= STATED GOAL =
In this exercise, reproduce all the entries that follow exactly.

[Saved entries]
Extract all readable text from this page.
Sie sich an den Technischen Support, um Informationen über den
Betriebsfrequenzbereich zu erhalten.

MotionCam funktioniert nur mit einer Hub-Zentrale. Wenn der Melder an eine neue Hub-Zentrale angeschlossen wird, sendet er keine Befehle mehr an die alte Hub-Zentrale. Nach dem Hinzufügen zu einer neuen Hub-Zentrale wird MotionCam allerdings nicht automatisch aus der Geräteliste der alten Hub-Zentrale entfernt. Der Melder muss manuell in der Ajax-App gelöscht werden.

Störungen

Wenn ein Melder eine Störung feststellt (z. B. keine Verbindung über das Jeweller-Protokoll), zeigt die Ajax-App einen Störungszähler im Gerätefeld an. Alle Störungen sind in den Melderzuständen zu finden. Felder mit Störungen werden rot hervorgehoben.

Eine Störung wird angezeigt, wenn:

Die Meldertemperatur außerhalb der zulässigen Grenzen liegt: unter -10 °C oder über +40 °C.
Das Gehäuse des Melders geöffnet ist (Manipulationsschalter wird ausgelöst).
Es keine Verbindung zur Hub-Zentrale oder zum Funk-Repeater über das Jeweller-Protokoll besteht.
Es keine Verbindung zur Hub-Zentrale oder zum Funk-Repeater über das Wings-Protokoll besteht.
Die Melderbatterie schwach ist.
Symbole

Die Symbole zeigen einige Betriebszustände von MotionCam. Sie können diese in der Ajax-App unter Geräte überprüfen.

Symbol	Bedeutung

= SOLUTION TO THIS EXERCISE =
Extract all readable text from this page.
Sie sich an den Technischen Support, um Informationen über den
Betriebsfrequenzbereich zu erhalten.

MotionCam funktioniert nur mit einer Hub-Zentrale. Wenn der Melder an eine neue Hub-Zentrale angeschlossen wird, sendet er keine Befehle mehr an die alte Hub-Zentrale. Nach dem Hinzufügen zu einer neuen Hub-Zentrale wird MotionCam allerdings nicht automatisch aus der Geräteliste der alten Hub-Zentrale entfernt. Der Melder muss manuell in der Ajax-App gelöscht werden.

Störungen

Wenn ein Melder eine Störung feststellt (z. B. keine Verbindung über das Jeweller-Protokoll), zeigt die Ajax-App einen Störungszähler im Gerätefeld an. Alle Störungen sind in den Melderzuständen zu finden. Felder mit Störungen werden rot hervorgehoben.

Eine Störung wird angezeigt, wenn:

Die Meldertemperatur außerhalb der zulässigen Grenzen liegt: unter -10 °C oder über +40 °C.
Das Gehäuse des Melders geöffnet ist (Manipulationsschalter wird ausgelöst).
Es keine Verbindung zur Hub-Zentrale oder zum Funk-Repeater über das Jeweller-Protokoll besteht.
Es keine Verbindung zur Hub-Zentrale oder zum Funk-Repeater über das Wings-Protokoll besteht.
Die Melderbatterie schwach ist.
Symbole

Die Symbole zeigen einige Betriebszustände von MotionCam. Sie können diese in der Ajax-App unter Geräte überprüfen.

Symbol	Bedeutung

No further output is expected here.